[begin Records shown]

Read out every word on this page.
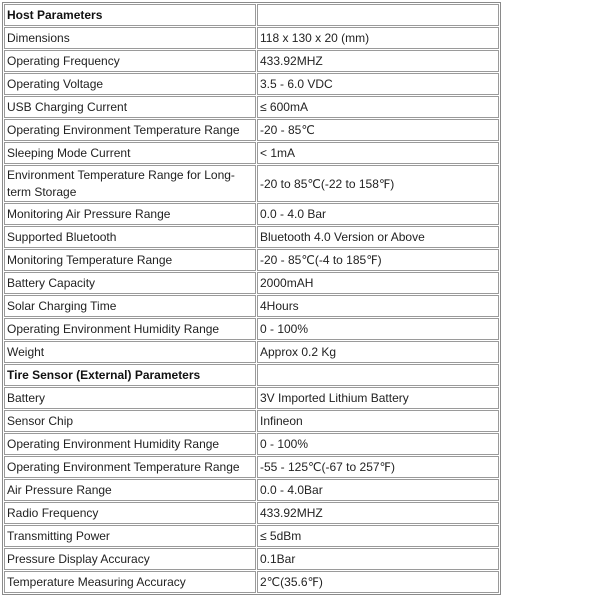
Host Parameters	
Dimensions	118 x 130 x 20 (mm)
Operating Frequency	433.92MHZ
Operating Voltage	3.5 - 6.0 VDC
USB Charging Current	≤ 600mA
Operating Environment Temperature Range	-20 - 85℃
Sleeping Mode Current	< 1mA
Environment Temperature Range for Long-term Storage	-20 to 85℃(-22 to 158℉)
Monitoring Air Pressure Range	0.0 - 4.0 Bar
Supported Bluetooth	Bluetooth 4.0 Version or Above
Monitoring Temperature Range	-20 - 85℃(-4 to 185℉)
Battery Capacity	2000mAH
Solar Charging Time	4Hours
Operating Environment Humidity Range	0 - 100%
Weight	Approx 0.2 Kg
Tire Sensor (External) Parameters	
Battery	3V Imported Lithium Battery
Sensor Chip	Infineon
Operating Environment Humidity Range	0 - 100%
Operating Environment Temperature Range	-55 - 125℃(-67 to 257℉)
Air Pressure Range	0.0 - 4.0Bar
Radio Frequency	433.92MHZ
Transmitting Power	≤ 5dBm
Pressure Display Accuracy	0.1Bar
Temperature Measuring Accuracy	2℃(35.6℉)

[end Records shown]

Set task> The pictures should not be reproduced; quote all of the other material exactly.

Task solution>
Read out every word on this page.
Host Parameters	
Dimensions	118 x 130 x 20 (mm)
Operating Frequency	433.92MHZ
Operating Voltage	3.5 - 6.0 VDC
USB Charging Current	≤ 600mA
Operating Environment Temperature Range	-20 - 85℃
Sleeping Mode Current	< 1mA
Environment Temperature Range for Long-term Storage	-20 to 85℃(-22 to 158℉)
Monitoring Air Pressure Range	0.0 - 4.0 Bar
Supported Bluetooth	Bluetooth 4.0 Version or Above
Monitoring Temperature Range	-20 - 85℃(-4 to 185℉)
Battery Capacity	2000mAH
Solar Charging Time	4Hours
Operating Environment Humidity Range	0 - 100%
Weight	Approx 0.2 Kg
Tire Sensor (External) Parameters	
Battery	3V Imported Lithium Battery
Sensor Chip	Infineon
Operating Environment Humidity Range	0 - 100%
Operating Environment Temperature Range	-55 - 125℃(-67 to 257℉)
Air Pressure Range	0.0 - 4.0Bar
Radio Frequency	433.92MHZ
Transmitting Power	≤ 5dBm
Pressure Display Accuracy	0.1Bar
Temperature Measuring Accuracy	2℃(35.6℉)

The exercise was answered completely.